#### Data in this exercise
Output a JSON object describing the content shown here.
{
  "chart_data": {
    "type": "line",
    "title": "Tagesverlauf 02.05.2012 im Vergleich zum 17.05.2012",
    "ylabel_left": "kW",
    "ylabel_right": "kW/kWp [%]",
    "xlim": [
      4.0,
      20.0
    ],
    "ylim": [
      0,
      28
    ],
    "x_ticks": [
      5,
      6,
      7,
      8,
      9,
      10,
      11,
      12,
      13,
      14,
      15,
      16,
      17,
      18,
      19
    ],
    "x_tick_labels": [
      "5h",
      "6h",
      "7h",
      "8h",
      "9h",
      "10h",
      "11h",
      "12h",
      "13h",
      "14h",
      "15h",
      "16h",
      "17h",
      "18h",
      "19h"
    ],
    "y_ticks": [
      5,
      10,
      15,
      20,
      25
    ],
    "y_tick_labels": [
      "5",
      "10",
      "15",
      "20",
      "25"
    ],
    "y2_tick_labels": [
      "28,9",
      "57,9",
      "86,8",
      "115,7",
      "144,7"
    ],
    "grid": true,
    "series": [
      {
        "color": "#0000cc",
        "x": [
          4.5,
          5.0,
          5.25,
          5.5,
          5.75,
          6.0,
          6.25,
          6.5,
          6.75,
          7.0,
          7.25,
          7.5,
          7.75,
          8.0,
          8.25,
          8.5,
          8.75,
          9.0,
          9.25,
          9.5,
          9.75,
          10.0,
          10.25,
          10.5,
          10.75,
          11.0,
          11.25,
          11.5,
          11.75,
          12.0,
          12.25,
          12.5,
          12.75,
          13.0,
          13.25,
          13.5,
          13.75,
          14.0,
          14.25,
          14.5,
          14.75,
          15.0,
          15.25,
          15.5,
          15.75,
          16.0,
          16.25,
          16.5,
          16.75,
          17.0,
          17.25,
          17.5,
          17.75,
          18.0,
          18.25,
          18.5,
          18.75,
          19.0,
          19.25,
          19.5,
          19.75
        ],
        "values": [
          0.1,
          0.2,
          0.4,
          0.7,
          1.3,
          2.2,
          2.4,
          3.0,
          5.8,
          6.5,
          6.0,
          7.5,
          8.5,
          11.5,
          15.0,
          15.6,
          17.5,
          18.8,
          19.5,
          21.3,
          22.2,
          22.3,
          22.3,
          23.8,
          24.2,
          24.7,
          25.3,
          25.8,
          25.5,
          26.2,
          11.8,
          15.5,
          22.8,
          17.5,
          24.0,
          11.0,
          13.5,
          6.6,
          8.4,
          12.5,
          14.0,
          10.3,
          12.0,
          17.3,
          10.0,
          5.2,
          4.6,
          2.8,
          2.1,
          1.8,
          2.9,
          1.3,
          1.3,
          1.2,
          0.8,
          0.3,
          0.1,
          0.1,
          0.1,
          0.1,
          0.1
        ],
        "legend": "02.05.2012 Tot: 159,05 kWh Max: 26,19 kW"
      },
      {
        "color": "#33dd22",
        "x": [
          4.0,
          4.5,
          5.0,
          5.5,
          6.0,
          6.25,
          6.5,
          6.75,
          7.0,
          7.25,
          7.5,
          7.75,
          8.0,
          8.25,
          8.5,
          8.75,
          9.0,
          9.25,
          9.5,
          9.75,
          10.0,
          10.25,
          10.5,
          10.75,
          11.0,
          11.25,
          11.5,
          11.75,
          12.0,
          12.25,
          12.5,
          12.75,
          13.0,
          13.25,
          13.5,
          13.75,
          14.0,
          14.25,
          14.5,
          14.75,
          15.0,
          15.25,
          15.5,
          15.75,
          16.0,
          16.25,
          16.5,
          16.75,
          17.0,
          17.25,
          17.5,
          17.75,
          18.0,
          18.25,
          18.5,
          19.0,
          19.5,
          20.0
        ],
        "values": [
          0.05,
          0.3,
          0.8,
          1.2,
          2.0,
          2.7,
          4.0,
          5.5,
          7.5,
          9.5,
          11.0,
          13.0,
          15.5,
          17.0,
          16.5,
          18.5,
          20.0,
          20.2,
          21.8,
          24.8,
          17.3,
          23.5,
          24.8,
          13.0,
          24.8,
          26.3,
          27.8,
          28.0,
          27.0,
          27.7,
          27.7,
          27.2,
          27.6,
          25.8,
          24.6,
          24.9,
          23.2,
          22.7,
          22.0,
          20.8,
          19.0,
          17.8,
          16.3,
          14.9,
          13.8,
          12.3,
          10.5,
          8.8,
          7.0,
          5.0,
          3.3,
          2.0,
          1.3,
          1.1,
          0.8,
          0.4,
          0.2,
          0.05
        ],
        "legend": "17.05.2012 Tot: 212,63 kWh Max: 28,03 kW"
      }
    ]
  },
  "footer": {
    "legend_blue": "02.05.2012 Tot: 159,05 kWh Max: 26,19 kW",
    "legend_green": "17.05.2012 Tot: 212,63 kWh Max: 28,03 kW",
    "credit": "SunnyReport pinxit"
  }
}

#### Exercise objective
Write the data out again in full and exactly.

#### Output for this task
Output a JSON object describing the content shown here.
{
  "chart_data": {
    "type": "line",
    "title": "Tagesverlauf 02.05.2012 im Vergleich zum 17.05.2012",
    "ylabel_left": "kW",
    "ylabel_right": "kW/kWp [%]",
    "xlim": [
      4.0,
      20.0
    ],
    "ylim": [
      0,
      28
    ],
    "x_ticks": [
      5,
      6,
      7,
      8,
      9,
      10,
      11,
      12,
      13,
      14,
      15,
      16,
      17,
      18,
      19
    ],
    "x_tick_labels": [
      "5h",
      "6h",
      "7h",
      "8h",
      "9h",
      "10h",
      "11h",
      "12h",
      "13h",
      "14h",
      "15h",
      "16h",
      "17h",
      "18h",
      "19h"
    ],
    "y_ticks": [
      5,
      10,
      15,
      20,
      25
    ],
    "y_tick_labels": [
      "5",
      "10",
      "15",
      "20",
      "25"
    ],
    "y2_tick_labels": [
      "28,9",
      "57,9",
      "86,8",
      "115,7",
      "144,7"
    ],
    "grid": true,
    "series": [
      {
        "color": "#0000cc",
        "x": [
          4.5,
          5.0,
          5.25,
          5.5,
          5.75,
          6.0,
          6.25,
          6.5,
          6.75,
          7.0,
          7.25,
          7.5,
          7.75,
          8.0,
          8.25,
          8.5,
          8.75,
          9.0,
          9.25,
          9.5,
          9.75,
          10.0,
          10.25,
          10.5,
          10.75,
          11.0,
          11.25,
          11.5,
          11.75,
          12.0,
          12.25,
          12.5,
          12.75,
          13.0,
          13.25,
          13.5,
          13.75,
          14.0,
          14.25,
          14.5,
          14.75,
          15.0,
          15.25,
          15.5,
          15.75,
          16.0,
          16.25,
          16.5,
          16.75,
          17.0,
          17.25,
          17.5,
          17.75,
          18.0,
          18.25,
          18.5,
          18.75,
          19.0,
          19.25,
          19.5,
          19.75
        ],
        "values": [
          0.1,
          0.2,
          0.4,
          0.7,
          1.3,
          2.2,
          2.4,
          3.0,
          5.8,
          6.5,
          6.0,
          7.5,
          8.5,
          11.5,
          15.0,
          15.6,
          17.5,
          18.8,
          19.5,
          21.3,
          22.2,
          22.3,
          22.3,
          23.8,
          24.2,
          24.7,
          25.3,
          25.8,
          25.5,
          26.2,
          11.8,
          15.5,
          22.8,
          17.5,
          24.0,
          11.0,
          13.5,
          6.6,
          8.4,
          12.5,
          14.0,
          10.3,
          12.0,
          17.3,
          10.0,
          5.2,
          4.6,
          2.8,
          2.1,
          1.8,
          2.9,
          1.3,
          1.3,
          1.2,
          0.8,
          0.3,
          0.1,
          0.1,
          0.1,
          0.1,
          0.1
        ],
        "legend": "02.05.2012 Tot: 159,05 kWh Max: 26,19 kW"
      },
      {
        "color": "#33dd22",
        "x": [
          4.0,
          4.5,
          5.0,
          5.5,
          6.0,
          6.25,
          6.5,
          6.75,
          7.0,
          7.25,
          7.5,
          7.75,
          8.0,
          8.25,
          8.5,
          8.75,
          9.0,
          9.25,
          9.5,
          9.75,
          10.0,
          10.25,
          10.5,
          10.75,
          11.0,
          11.25,
          11.5,
          11.75,
          12.0,
          12.25,
          12.5,
          12.75,
          13.0,
          13.25,
          13.5,
          13.75,
          14.0,
          14.25,
          14.5,
          14.75,
          15.0,
          15.25,
          15.5,
          15.75,
          16.0,
          16.25,
          16.5,
          16.75,
          17.0,
          17.25,
          17.5,
          17.75,
          18.0,
          18.25,
          18.5,
          19.0,
          19.5,
          20.0
        ],
        "values": [
          0.05,
          0.3,
          0.8,
          1.2,
          2.0,
          2.7,
          4.0,
          5.5,
          7.5,
          9.5,
          11.0,
          13.0,
          15.5,
          17.0,
          16.5,
          18.5,
          20.0,
          20.2,
          21.8,
          24.8,
          17.3,
          23.5,
          24.8,
          13.0,
          24.8,
          26.3,
          27.8,
          28.0,
          27.0,
          27.7,
          27.7,
          27.2,
          27.6,
          25.8,
          24.6,
          24.9,
          23.2,
          22.7,
          22.0,
          20.8,
          19.0,
          17.8,
          16.3,
          14.9,
          13.8,
          12.3,
          10.5,
          8.8,
          7.0,
          5.0,
          3.3,
          2.0,
          1.3,
          1.1,
          0.8,
          0.4,
          0.2,
          0.05
        ],
        "legend": "17.05.2012 Tot: 212,63 kWh Max: 28,03 kW"
      }
    ]
  },
  "footer": {
    "legend_blue": "02.05.2012 Tot: 159,05 kWh Max: 26,19 kW",
    "legend_green": "17.05.2012 Tot: 212,63 kWh Max: 28,03 kW",
    "credit": "SunnyReport pinxit"
  }
}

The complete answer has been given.